■ **Brief**
Write out every line below that includes the word "Sales".

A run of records
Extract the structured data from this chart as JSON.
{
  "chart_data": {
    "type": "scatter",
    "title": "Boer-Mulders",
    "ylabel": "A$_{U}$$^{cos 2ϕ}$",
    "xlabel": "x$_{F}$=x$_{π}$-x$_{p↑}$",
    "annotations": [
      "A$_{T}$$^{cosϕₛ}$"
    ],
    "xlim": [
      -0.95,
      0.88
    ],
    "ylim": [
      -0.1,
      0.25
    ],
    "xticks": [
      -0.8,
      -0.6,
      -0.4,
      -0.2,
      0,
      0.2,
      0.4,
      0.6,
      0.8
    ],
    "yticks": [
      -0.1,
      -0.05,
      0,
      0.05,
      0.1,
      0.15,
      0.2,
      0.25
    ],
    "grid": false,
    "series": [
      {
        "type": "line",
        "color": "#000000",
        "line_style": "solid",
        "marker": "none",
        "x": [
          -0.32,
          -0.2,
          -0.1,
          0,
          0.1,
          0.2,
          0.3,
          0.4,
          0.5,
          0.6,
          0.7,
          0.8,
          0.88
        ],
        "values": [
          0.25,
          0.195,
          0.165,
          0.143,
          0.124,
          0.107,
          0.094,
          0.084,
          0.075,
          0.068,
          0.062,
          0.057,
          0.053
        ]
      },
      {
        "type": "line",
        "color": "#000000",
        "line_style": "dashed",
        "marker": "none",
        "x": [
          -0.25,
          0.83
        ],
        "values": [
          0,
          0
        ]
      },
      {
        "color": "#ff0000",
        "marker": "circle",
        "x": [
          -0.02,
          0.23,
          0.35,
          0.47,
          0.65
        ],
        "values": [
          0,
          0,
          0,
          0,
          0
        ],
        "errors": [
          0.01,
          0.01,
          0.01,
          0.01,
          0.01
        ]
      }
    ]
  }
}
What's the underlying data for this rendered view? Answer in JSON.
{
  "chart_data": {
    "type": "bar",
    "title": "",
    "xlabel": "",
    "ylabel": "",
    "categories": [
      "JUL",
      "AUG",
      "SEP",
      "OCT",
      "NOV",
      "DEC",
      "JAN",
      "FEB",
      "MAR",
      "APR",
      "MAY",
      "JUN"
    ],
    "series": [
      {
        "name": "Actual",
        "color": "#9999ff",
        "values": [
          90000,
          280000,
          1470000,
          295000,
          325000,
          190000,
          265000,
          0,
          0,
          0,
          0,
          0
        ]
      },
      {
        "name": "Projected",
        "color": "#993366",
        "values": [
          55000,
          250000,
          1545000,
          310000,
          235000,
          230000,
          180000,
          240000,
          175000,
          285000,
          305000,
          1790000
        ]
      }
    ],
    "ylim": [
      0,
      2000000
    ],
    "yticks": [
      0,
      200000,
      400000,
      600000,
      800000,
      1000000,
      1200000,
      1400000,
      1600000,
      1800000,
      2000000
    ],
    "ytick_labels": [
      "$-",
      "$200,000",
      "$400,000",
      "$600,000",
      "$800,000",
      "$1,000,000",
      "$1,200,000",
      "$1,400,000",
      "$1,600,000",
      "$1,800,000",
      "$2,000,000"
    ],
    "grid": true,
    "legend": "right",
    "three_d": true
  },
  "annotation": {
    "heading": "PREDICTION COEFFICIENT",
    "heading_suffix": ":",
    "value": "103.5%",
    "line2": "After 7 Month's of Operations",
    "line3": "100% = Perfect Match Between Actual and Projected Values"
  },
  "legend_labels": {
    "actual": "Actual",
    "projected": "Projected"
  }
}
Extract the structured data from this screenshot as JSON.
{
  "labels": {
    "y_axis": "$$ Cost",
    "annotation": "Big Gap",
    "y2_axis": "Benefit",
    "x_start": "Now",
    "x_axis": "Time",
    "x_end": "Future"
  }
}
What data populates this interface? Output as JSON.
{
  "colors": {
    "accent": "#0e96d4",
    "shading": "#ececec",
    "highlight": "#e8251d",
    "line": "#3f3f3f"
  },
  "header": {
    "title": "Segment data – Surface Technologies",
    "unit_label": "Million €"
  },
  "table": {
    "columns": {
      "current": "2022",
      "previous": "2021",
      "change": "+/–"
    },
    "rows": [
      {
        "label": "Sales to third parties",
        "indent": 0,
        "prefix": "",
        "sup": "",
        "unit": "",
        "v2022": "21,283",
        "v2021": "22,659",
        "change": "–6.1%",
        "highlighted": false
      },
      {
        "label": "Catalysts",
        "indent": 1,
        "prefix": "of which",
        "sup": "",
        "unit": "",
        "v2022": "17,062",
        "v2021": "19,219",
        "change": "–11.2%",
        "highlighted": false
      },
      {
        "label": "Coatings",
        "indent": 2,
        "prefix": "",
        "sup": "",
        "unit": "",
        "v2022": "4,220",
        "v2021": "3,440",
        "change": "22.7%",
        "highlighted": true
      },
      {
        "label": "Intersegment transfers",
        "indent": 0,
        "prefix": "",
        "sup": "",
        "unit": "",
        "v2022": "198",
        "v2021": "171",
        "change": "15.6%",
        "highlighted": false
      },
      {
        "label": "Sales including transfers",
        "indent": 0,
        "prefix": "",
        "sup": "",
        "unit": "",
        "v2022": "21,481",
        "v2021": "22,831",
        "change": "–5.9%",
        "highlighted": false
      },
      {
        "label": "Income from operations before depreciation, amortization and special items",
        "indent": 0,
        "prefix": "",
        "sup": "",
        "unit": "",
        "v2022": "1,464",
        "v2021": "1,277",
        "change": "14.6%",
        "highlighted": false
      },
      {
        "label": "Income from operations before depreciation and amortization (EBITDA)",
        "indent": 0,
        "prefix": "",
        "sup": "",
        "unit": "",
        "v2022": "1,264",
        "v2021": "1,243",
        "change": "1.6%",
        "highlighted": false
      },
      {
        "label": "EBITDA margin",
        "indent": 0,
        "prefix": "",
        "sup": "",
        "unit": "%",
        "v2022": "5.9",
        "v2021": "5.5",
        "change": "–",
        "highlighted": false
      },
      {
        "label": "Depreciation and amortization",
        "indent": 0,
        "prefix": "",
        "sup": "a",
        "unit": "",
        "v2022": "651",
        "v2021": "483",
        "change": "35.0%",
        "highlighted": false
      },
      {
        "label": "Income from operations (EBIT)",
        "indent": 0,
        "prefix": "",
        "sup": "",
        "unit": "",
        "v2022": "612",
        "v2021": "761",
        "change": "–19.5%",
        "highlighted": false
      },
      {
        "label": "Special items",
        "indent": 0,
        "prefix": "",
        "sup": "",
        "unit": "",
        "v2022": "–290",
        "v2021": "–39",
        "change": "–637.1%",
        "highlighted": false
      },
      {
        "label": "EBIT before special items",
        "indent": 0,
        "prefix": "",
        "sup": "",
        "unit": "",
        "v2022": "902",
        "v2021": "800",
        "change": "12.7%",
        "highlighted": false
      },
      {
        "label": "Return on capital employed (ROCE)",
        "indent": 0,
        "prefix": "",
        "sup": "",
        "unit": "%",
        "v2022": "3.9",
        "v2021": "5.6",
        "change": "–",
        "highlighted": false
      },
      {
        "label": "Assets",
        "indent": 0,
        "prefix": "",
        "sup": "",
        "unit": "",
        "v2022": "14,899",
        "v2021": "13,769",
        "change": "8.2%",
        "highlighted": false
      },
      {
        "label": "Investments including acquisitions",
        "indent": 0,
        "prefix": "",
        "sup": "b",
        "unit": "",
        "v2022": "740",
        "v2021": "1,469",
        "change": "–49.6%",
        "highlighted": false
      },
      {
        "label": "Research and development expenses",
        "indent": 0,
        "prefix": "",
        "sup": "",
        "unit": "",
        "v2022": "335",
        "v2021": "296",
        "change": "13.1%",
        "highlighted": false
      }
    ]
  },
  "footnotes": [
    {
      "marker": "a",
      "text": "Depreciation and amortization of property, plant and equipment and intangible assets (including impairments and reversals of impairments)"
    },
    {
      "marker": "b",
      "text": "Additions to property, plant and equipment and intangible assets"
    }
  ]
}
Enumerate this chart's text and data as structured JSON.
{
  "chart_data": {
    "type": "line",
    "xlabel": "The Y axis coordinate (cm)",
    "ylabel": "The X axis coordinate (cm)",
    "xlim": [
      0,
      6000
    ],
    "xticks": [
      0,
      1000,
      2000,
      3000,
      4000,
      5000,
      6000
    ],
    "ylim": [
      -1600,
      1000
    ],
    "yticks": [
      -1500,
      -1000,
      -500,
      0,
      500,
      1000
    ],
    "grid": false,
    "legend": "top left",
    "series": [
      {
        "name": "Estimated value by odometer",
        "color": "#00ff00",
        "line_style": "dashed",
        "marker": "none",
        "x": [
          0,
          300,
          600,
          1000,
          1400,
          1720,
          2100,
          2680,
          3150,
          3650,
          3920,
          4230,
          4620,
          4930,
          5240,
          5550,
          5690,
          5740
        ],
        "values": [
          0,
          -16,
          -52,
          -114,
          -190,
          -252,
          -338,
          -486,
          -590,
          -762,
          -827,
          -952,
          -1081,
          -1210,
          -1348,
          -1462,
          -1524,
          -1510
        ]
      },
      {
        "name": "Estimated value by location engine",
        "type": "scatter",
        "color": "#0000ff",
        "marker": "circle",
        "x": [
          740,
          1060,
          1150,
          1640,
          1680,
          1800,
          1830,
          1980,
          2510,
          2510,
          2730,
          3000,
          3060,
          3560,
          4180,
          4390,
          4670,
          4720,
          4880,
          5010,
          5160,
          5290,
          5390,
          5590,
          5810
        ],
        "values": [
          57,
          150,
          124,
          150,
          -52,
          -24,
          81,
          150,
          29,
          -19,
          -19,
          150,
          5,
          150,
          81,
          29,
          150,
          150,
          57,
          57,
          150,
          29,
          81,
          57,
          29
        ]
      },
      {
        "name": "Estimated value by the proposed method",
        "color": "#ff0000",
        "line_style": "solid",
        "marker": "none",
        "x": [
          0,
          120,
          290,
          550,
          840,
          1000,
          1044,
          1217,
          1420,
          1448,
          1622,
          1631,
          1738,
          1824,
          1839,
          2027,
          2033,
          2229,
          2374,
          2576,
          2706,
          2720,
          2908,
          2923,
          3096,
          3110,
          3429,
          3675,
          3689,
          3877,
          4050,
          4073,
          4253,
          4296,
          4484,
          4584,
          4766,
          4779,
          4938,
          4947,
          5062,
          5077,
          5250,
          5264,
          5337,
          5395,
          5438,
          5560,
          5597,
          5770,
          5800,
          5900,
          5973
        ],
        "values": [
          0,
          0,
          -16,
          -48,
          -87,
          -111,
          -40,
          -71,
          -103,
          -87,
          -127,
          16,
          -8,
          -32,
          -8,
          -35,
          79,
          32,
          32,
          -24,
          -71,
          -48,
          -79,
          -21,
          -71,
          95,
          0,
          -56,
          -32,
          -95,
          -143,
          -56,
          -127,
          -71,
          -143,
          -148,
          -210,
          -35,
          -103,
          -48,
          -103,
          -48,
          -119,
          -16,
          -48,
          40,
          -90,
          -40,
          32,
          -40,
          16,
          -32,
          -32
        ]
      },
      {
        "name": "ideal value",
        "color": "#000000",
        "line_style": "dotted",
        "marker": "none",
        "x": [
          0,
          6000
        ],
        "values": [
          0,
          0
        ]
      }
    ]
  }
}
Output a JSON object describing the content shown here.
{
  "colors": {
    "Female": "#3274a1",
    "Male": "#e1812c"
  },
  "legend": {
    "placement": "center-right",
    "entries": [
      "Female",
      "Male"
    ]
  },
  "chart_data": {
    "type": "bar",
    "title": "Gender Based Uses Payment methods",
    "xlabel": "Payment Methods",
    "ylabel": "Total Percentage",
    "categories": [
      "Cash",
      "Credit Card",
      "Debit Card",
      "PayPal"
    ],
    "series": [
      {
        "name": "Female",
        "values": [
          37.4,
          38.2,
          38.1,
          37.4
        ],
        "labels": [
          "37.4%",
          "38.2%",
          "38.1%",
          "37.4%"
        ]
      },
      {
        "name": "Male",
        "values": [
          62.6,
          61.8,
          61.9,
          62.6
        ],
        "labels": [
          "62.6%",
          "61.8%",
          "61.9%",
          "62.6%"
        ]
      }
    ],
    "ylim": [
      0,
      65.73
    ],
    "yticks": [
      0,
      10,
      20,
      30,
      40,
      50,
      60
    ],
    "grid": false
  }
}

■ **Answer to the task**
        "label": "Sales to third parties",
        "label": "Sales including transfers",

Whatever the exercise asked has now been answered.